| Directions |
What follows is a set of records, each of which is to be written out exactly.

| Recorded data |
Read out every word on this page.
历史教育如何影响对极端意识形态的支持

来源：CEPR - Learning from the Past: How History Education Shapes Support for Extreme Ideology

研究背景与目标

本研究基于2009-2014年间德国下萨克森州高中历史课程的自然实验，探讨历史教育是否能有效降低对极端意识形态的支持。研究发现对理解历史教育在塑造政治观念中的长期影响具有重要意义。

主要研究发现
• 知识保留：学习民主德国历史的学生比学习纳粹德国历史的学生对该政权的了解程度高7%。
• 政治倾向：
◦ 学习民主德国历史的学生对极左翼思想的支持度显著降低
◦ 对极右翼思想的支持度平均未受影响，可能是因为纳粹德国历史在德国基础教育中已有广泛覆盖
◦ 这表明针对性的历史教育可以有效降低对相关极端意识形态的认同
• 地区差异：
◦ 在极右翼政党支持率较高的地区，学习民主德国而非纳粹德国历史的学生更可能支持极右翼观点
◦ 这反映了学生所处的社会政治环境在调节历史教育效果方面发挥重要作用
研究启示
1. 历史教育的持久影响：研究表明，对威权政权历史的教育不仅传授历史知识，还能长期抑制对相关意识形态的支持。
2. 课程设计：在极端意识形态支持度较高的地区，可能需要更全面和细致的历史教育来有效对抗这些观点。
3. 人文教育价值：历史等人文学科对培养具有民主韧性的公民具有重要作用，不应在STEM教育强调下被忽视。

| Task result |
Read out every word on this page.
历史教育如何影响对极端意识形态的支持

来源：CEPR - Learning from the Past: How History Education Shapes Support for Extreme Ideology

研究背景与目标

本研究基于2009-2014年间德国下萨克森州高中历史课程的自然实验，探讨历史教育是否能有效降低对极端意识形态的支持。研究发现对理解历史教育在塑造政治观念中的长期影响具有重要意义。

主要研究发现
• 知识保留：学习民主德国历史的学生比学习纳粹德国历史的学生对该政权的了解程度高7%。
• 政治倾向：
◦ 学习民主德国历史的学生对极左翼思想的支持度显著降低
◦ 对极右翼思想的支持度平均未受影响，可能是因为纳粹德国历史在德国基础教育中已有广泛覆盖
◦ 这表明针对性的历史教育可以有效降低对相关极端意识形态的认同
• 地区差异：
◦ 在极右翼政党支持率较高的地区，学习民主德国而非纳粹德国历史的学生更可能支持极右翼观点
◦ 这反映了学生所处的社会政治环境在调节历史教育效果方面发挥重要作用
研究启示
1. 历史教育的持久影响：研究表明，对威权政权历史的教育不仅传授历史知识，还能长期抑制对相关意识形态的支持。
2. 课程设计：在极端意识形态支持度较高的地区，可能需要更全面和细致的历史教育来有效对抗这些观点。
3. 人文教育价值：历史等人文学科对培养具有民主韧性的公民具有重要作用，不应在STEM教育强调下被忽视。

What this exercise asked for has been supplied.